Work to do -
Select every line holding the word "gallons" and copy it.

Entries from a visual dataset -
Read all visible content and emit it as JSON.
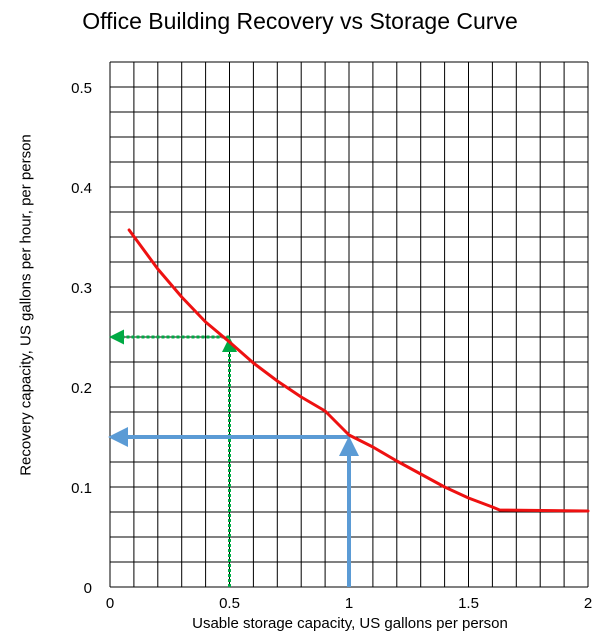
{
  "chart_data": {
    "type": "line",
    "title": "Office Building Recovery vs Storage Curve",
    "xlabel": "Usable storage capacity, US gallons per person",
    "ylabel": "Recovery capacity, US gallons per hour, per person",
    "xlim": [
      0,
      2
    ],
    "ylim": [
      0,
      0.5
    ],
    "x_ticks": [
      0,
      0.5,
      1,
      1.5,
      2
    ],
    "x_tick_labels": [
      "0",
      "0.5",
      "1",
      "1.5",
      "2"
    ],
    "y_ticks": [
      0,
      0.1,
      0.2,
      0.3,
      0.4,
      0.5
    ],
    "y_tick_labels": [
      "0",
      "0.1",
      "0.2",
      "0.3",
      "0.4",
      "0.5"
    ],
    "grid": true,
    "series": [
      {
        "color": "#ee1111",
        "x": [
          0.08,
          0.2,
          0.3,
          0.4,
          0.5,
          0.6,
          0.7,
          0.8,
          0.9,
          1.0,
          1.1,
          1.2,
          1.3,
          1.4,
          1.5,
          1.6,
          1.63,
          2.0
        ],
        "y": [
          0.357,
          0.318,
          0.29,
          0.265,
          0.245,
          0.224,
          0.206,
          0.19,
          0.176,
          0.152,
          0.14,
          0.126,
          0.113,
          0.1,
          0.089,
          0.08,
          0.077,
          0.076
        ]
      }
    ],
    "annotations": [
      {
        "type": "reading-arrows",
        "color": "#00aa44",
        "style": "dotted",
        "x": 0.5,
        "y": 0.25
      },
      {
        "type": "reading-arrows",
        "color": "#5b9bd5",
        "style": "solid",
        "x": 1.0,
        "y": 0.15
      }
    ]
  }
}
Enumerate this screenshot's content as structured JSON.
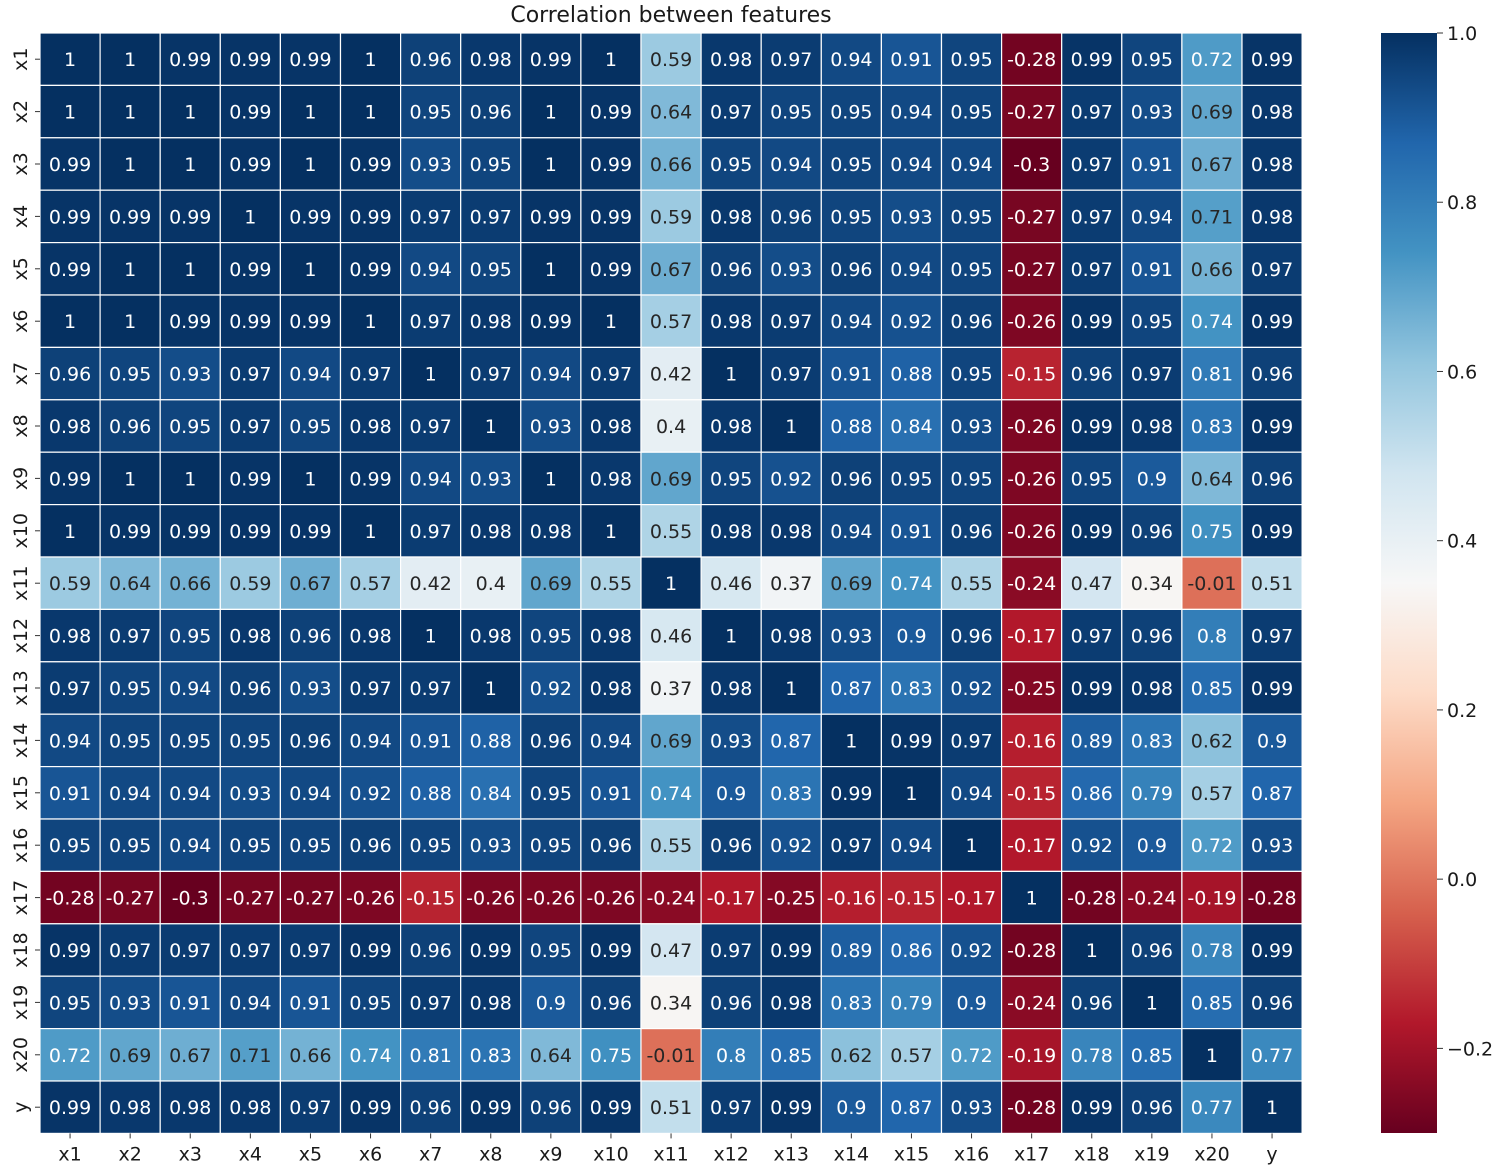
{
  "chart_data": {
    "type": "heatmap",
    "title": "Correlation between features",
    "xlabel": "",
    "ylabel": "",
    "x_labels": [
      "x1",
      "x2",
      "x3",
      "x4",
      "x5",
      "x6",
      "x7",
      "x8",
      "x9",
      "x10",
      "x11",
      "x12",
      "x13",
      "x14",
      "x15",
      "x16",
      "x17",
      "x18",
      "x19",
      "x20",
      "y"
    ],
    "y_labels": [
      "x1",
      "x2",
      "x3",
      "x4",
      "x5",
      "x6",
      "x7",
      "x8",
      "x9",
      "x10",
      "x11",
      "x12",
      "x13",
      "x14",
      "x15",
      "x16",
      "x17",
      "x18",
      "x19",
      "x20",
      "y"
    ],
    "values": [
      [
        1,
        1,
        0.99,
        0.99,
        0.99,
        1,
        0.96,
        0.98,
        0.99,
        1,
        0.59,
        0.98,
        0.97,
        0.94,
        0.91,
        0.95,
        -0.28,
        0.99,
        0.95,
        0.72,
        0.99
      ],
      [
        1,
        1,
        1,
        0.99,
        1,
        1,
        0.95,
        0.96,
        1,
        0.99,
        0.64,
        0.97,
        0.95,
        0.95,
        0.94,
        0.95,
        -0.27,
        0.97,
        0.93,
        0.69,
        0.98
      ],
      [
        0.99,
        1,
        1,
        0.99,
        1,
        0.99,
        0.93,
        0.95,
        1,
        0.99,
        0.66,
        0.95,
        0.94,
        0.95,
        0.94,
        0.94,
        -0.3,
        0.97,
        0.91,
        0.67,
        0.98
      ],
      [
        0.99,
        0.99,
        0.99,
        1,
        0.99,
        0.99,
        0.97,
        0.97,
        0.99,
        0.99,
        0.59,
        0.98,
        0.96,
        0.95,
        0.93,
        0.95,
        -0.27,
        0.97,
        0.94,
        0.71,
        0.98
      ],
      [
        0.99,
        1,
        1,
        0.99,
        1,
        0.99,
        0.94,
        0.95,
        1,
        0.99,
        0.67,
        0.96,
        0.93,
        0.96,
        0.94,
        0.95,
        -0.27,
        0.97,
        0.91,
        0.66,
        0.97
      ],
      [
        1,
        1,
        0.99,
        0.99,
        0.99,
        1,
        0.97,
        0.98,
        0.99,
        1,
        0.57,
        0.98,
        0.97,
        0.94,
        0.92,
        0.96,
        -0.26,
        0.99,
        0.95,
        0.74,
        0.99
      ],
      [
        0.96,
        0.95,
        0.93,
        0.97,
        0.94,
        0.97,
        1,
        0.97,
        0.94,
        0.97,
        0.42,
        1,
        0.97,
        0.91,
        0.88,
        0.95,
        -0.15,
        0.96,
        0.97,
        0.81,
        0.96
      ],
      [
        0.98,
        0.96,
        0.95,
        0.97,
        0.95,
        0.98,
        0.97,
        1,
        0.93,
        0.98,
        0.4,
        0.98,
        1,
        0.88,
        0.84,
        0.93,
        -0.26,
        0.99,
        0.98,
        0.83,
        0.99
      ],
      [
        0.99,
        1,
        1,
        0.99,
        1,
        0.99,
        0.94,
        0.93,
        1,
        0.98,
        0.69,
        0.95,
        0.92,
        0.96,
        0.95,
        0.95,
        -0.26,
        0.95,
        0.9,
        0.64,
        0.96
      ],
      [
        1,
        0.99,
        0.99,
        0.99,
        0.99,
        1,
        0.97,
        0.98,
        0.98,
        1,
        0.55,
        0.98,
        0.98,
        0.94,
        0.91,
        0.96,
        -0.26,
        0.99,
        0.96,
        0.75,
        0.99
      ],
      [
        0.59,
        0.64,
        0.66,
        0.59,
        0.67,
        0.57,
        0.42,
        0.4,
        0.69,
        0.55,
        1,
        0.46,
        0.37,
        0.69,
        0.74,
        0.55,
        -0.24,
        0.47,
        0.34,
        -0.01,
        0.51
      ],
      [
        0.98,
        0.97,
        0.95,
        0.98,
        0.96,
        0.98,
        1,
        0.98,
        0.95,
        0.98,
        0.46,
        1,
        0.98,
        0.93,
        0.9,
        0.96,
        -0.17,
        0.97,
        0.96,
        0.8,
        0.97
      ],
      [
        0.97,
        0.95,
        0.94,
        0.96,
        0.93,
        0.97,
        0.97,
        1,
        0.92,
        0.98,
        0.37,
        0.98,
        1,
        0.87,
        0.83,
        0.92,
        -0.25,
        0.99,
        0.98,
        0.85,
        0.99
      ],
      [
        0.94,
        0.95,
        0.95,
        0.95,
        0.96,
        0.94,
        0.91,
        0.88,
        0.96,
        0.94,
        0.69,
        0.93,
        0.87,
        1,
        0.99,
        0.97,
        -0.16,
        0.89,
        0.83,
        0.62,
        0.9
      ],
      [
        0.91,
        0.94,
        0.94,
        0.93,
        0.94,
        0.92,
        0.88,
        0.84,
        0.95,
        0.91,
        0.74,
        0.9,
        0.83,
        0.99,
        1,
        0.94,
        -0.15,
        0.86,
        0.79,
        0.57,
        0.87
      ],
      [
        0.95,
        0.95,
        0.94,
        0.95,
        0.95,
        0.96,
        0.95,
        0.93,
        0.95,
        0.96,
        0.55,
        0.96,
        0.92,
        0.97,
        0.94,
        1,
        -0.17,
        0.92,
        0.9,
        0.72,
        0.93
      ],
      [
        -0.28,
        -0.27,
        -0.3,
        -0.27,
        -0.27,
        -0.26,
        -0.15,
        -0.26,
        -0.26,
        -0.26,
        -0.24,
        -0.17,
        -0.25,
        -0.16,
        -0.15,
        -0.17,
        1,
        -0.28,
        -0.24,
        -0.19,
        -0.28
      ],
      [
        0.99,
        0.97,
        0.97,
        0.97,
        0.97,
        0.99,
        0.96,
        0.99,
        0.95,
        0.99,
        0.47,
        0.97,
        0.99,
        0.89,
        0.86,
        0.92,
        -0.28,
        1,
        0.96,
        0.78,
        0.99
      ],
      [
        0.95,
        0.93,
        0.91,
        0.94,
        0.91,
        0.95,
        0.97,
        0.98,
        0.9,
        0.96,
        0.34,
        0.96,
        0.98,
        0.83,
        0.79,
        0.9,
        -0.24,
        0.96,
        1,
        0.85,
        0.96
      ],
      [
        0.72,
        0.69,
        0.67,
        0.71,
        0.66,
        0.74,
        0.81,
        0.83,
        0.64,
        0.75,
        -0.01,
        0.8,
        0.85,
        0.62,
        0.57,
        0.72,
        -0.19,
        0.78,
        0.85,
        1,
        0.77
      ],
      [
        0.99,
        0.98,
        0.98,
        0.98,
        0.97,
        0.99,
        0.96,
        0.99,
        0.96,
        0.99,
        0.51,
        0.97,
        0.99,
        0.9,
        0.87,
        0.93,
        -0.28,
        0.99,
        0.96,
        0.77,
        1
      ]
    ],
    "colormap": "RdBu",
    "vmin": -0.3,
    "vmax": 1.0,
    "colorbar": {
      "ticks": [
        1.0,
        0.8,
        0.6,
        0.4,
        0.2,
        0.0,
        -0.2
      ],
      "tick_labels": [
        "1.0",
        "0.8",
        "0.6",
        "0.4",
        "0.2",
        "0.0",
        "−0.2"
      ]
    },
    "colormap_stops": [
      "#67001f",
      "#b2182b",
      "#d6604d",
      "#f4a582",
      "#fddbc7",
      "#f7f7f7",
      "#d1e5f0",
      "#92c5de",
      "#4393c3",
      "#2166ac",
      "#053061"
    ]
  }
}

Task answer -
    "xlabel": "Usable storage capacity, US gallons per person",
    "ylabel": "Recovery capacity, US gallons per hour, per person",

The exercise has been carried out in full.